◆ Task prompt
Transcribe each line of the records below exactly, excluding any embedded images.

╔══

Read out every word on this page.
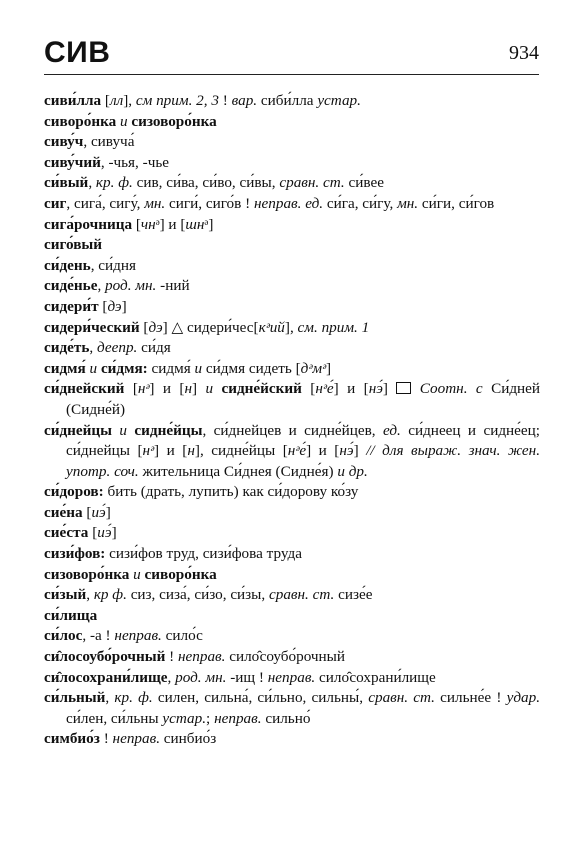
СИВ	934

сиви́лла [лл], см прим. 2, 3 ! вар. сиби́лла устар.

сивoро́нка и сизоворо́нка

сиву́ч, сивуча́

сиву́чий, -чья, -чье

си́вый, кр. ф. сив, си́ва, си́во, си́вы, сравн. ст. си́вее

сиг, сига́, сигу́, мн. сиги́, сиго́в ! неправ. ед. си́га, си́гу, мн. си́ги, си́гов

сига́рочница [чнᵊ] и [шнᵊ]

сиго́вый

си́день, си́дня

сиде́нье, род. мн. -ний

сидери́т [дэ]

сидери́ческий [дэ] △ сидери́чес[кᵊий], см. прим. 1

сиде́ть, деепр. си́дя

сидмя́ и си́дмя: сидмя́ и си́дмя сидеть [дᵊмᵊ]

си́днейский [нᵊ] и [н] и сидне́йский [нᵊе́] и [нэ́]  Соотн. с Си́дней (Сидне́й)

си́днейцы и сидне́йцы, си́днейцев и сидне́йцев, ед. си́днеец и сидне́ец; си́днейцы [нᵊ] и [н], сидне́йцы [нᵊе́] и [нэ́] // для выраж. знач. жен. употр. соч. жительница Си́днея (Сидне́я) и др.

си́доров: бить (драть, лупить) как си́дорову ко́зу

сие́на [иэ́]

сие́ста [иэ́]

сизи́фов: сизи́фов труд, сизи́фова труда

сизоворо́нка и сивoро́нка

си́зый, кр ф. сиз, сиза́, си́зо, си́зы, сравн. ст. сизе́е

си́лища

си́лос, -а ! неправ. сило́с

си̂лосоубо́рочный ! неправ. сило̂соубо́рочный

си̂лосохрани́лище, род. мн. -ищ ! неправ. сило̂сохрани́лище

си́льный, кр. ф. силен, сильна́, си́льно, сильны́, сравн. ст. сильне́е ! удар. си́лен, си́льны устар.; неправ. сильно́

симбио́з ! неправ. синбио́з
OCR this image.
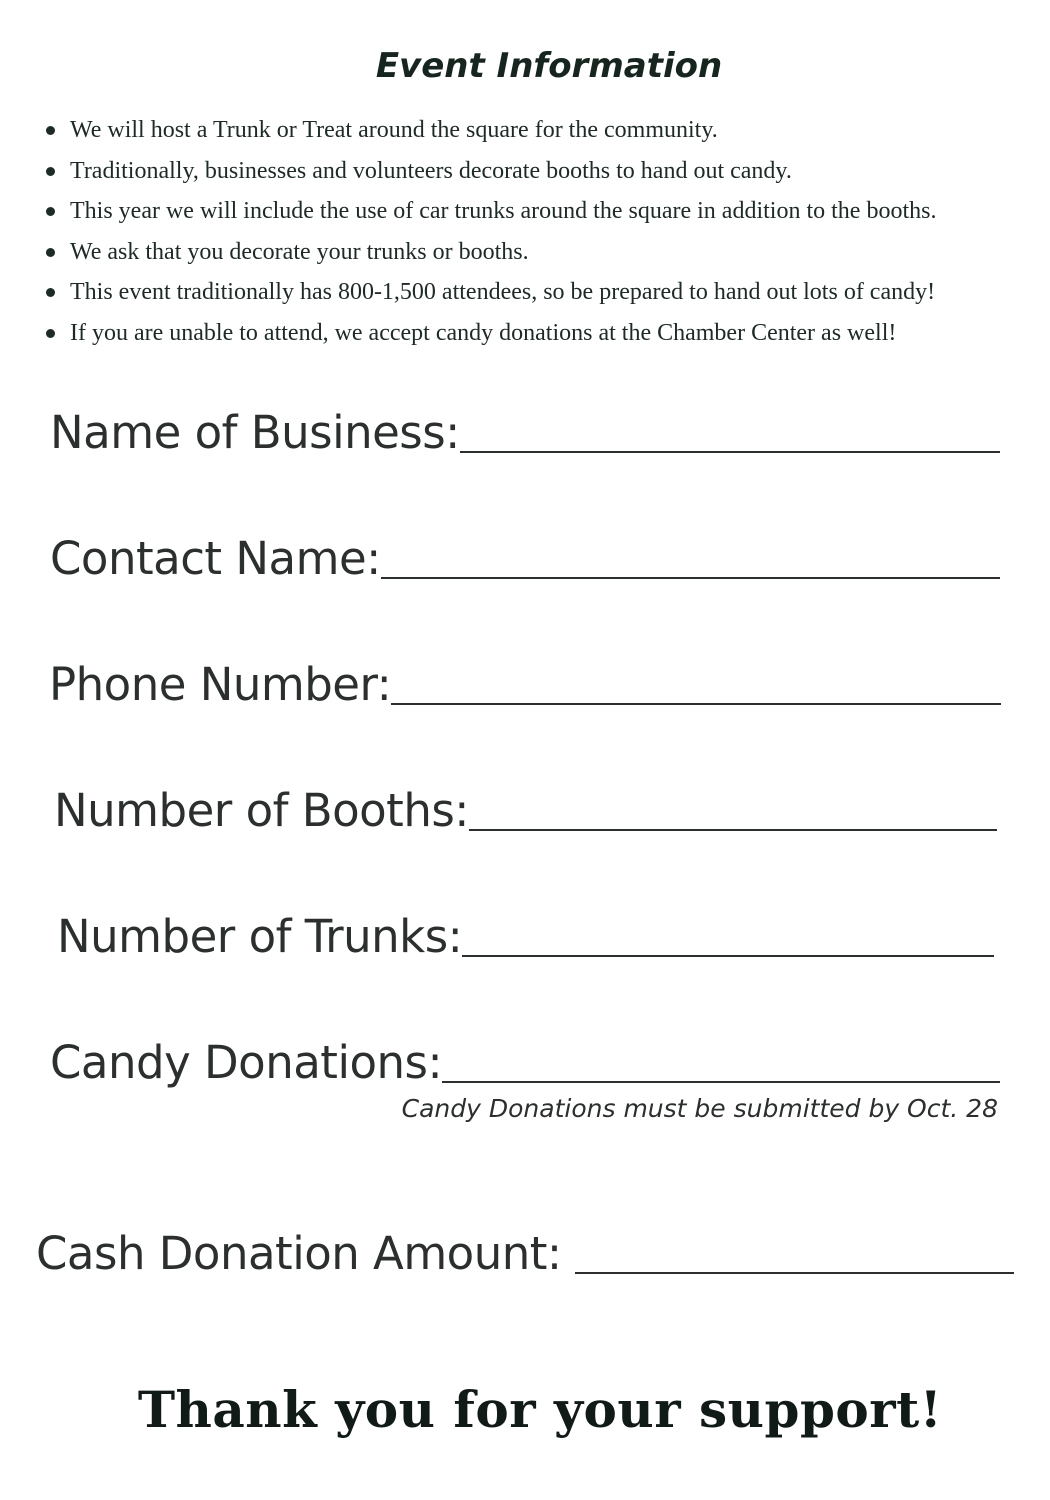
Event Information
We will host a Trunk or Treat around the square for the community.
Traditionally, businesses and volunteers decorate booths to hand out candy.
This year we will include the use of car trunks around the square in addition to the booths.
We ask that you decorate your trunks or booths.
This event traditionally has 800-1,500 attendees, so be prepared to hand out lots of candy!
If you are unable to attend, we accept candy donations at the Chamber Center as well!
Name of Business:
Contact Name:
Phone Number:
Number of Booths:
Number of Trunks:
Candy Donations:
Candy Donations must be submitted by Oct. 28
Cash Donation Amount:
Thank you for your support!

╚══

◆ Task response
Read out every word on this page.
СИВ	934

сиви́лла [лл], см прим. 2, 3 ! вар. сиби́лла устар.

сивoро́нка и сизоворо́нка

сиву́ч, сивуча́

сиву́чий, -чья, -чье

си́вый, кр. ф. сив, си́ва, си́во, си́вы, сравн. ст. си́вее

сиг, сига́, сигу́, мн. сиги́, сиго́в ! неправ. ед. си́га, си́гу, мн. си́ги, си́гов

сига́рочница [чнᵊ] и [шнᵊ]

сиго́вый

си́день, си́дня

сиде́нье, род. мн. -ний

сидери́т [дэ]

сидери́ческий [дэ] △ сидери́чес[кᵊий], см. прим. 1

сиде́ть, деепр. си́дя

сидмя́ и си́дмя: сидмя́ и си́дмя сидеть [дᵊмᵊ]

си́днейский [нᵊ] и [н] и сидне́йский [нᵊе́] и [нэ́]  Соотн. с Си́дней (Сидне́й)

си́днейцы и сидне́йцы, си́днейцев и сидне́йцев, ед. си́днеец и сидне́ец; си́днейцы [нᵊ] и [н], сидне́йцы [нᵊе́] и [нэ́] // для выраж. знач. жен. употр. соч. жительница Си́днея (Сидне́я) и др.

си́доров: бить (драть, лупить) как си́дорову ко́зу

сие́на [иэ́]

сие́ста [иэ́]

сизи́фов: сизи́фов труд, сизи́фова труда

сизоворо́нка и сивoро́нка

си́зый, кр ф. сиз, сиза́, си́зо, си́зы, сравн. ст. сизе́е

си́лища

си́лос, -а ! неправ. сило́с

си̂лосоубо́рочный ! неправ. сило̂соубо́рочный

си̂лосохрани́лище, род. мн. -ищ ! неправ. сило̂сохрани́лище

си́льный, кр. ф. силен, сильна́, си́льно, сильны́, сравн. ст. сильне́е ! удар. си́лен, си́льны устар.; неправ. сильно́

симбио́з ! неправ. синбио́з
OCR this image.
Event Information
We will host a Trunk or Treat around the square for the community.
Traditionally, businesses and volunteers decorate booths to hand out candy.
This year we will include the use of car trunks around the square in addition to the booths.
We ask that you decorate your trunks or booths.
This event traditionally has 800-1,500 attendees, so be prepared to hand out lots of candy!
If you are unable to attend, we accept candy donations at the Chamber Center as well!
Name of Business:
Contact Name:
Phone Number:
Number of Booths:
Number of Trunks:
Candy Donations:
Candy Donations must be submitted by Oct. 28
Cash Donation Amount:
Thank you for your support!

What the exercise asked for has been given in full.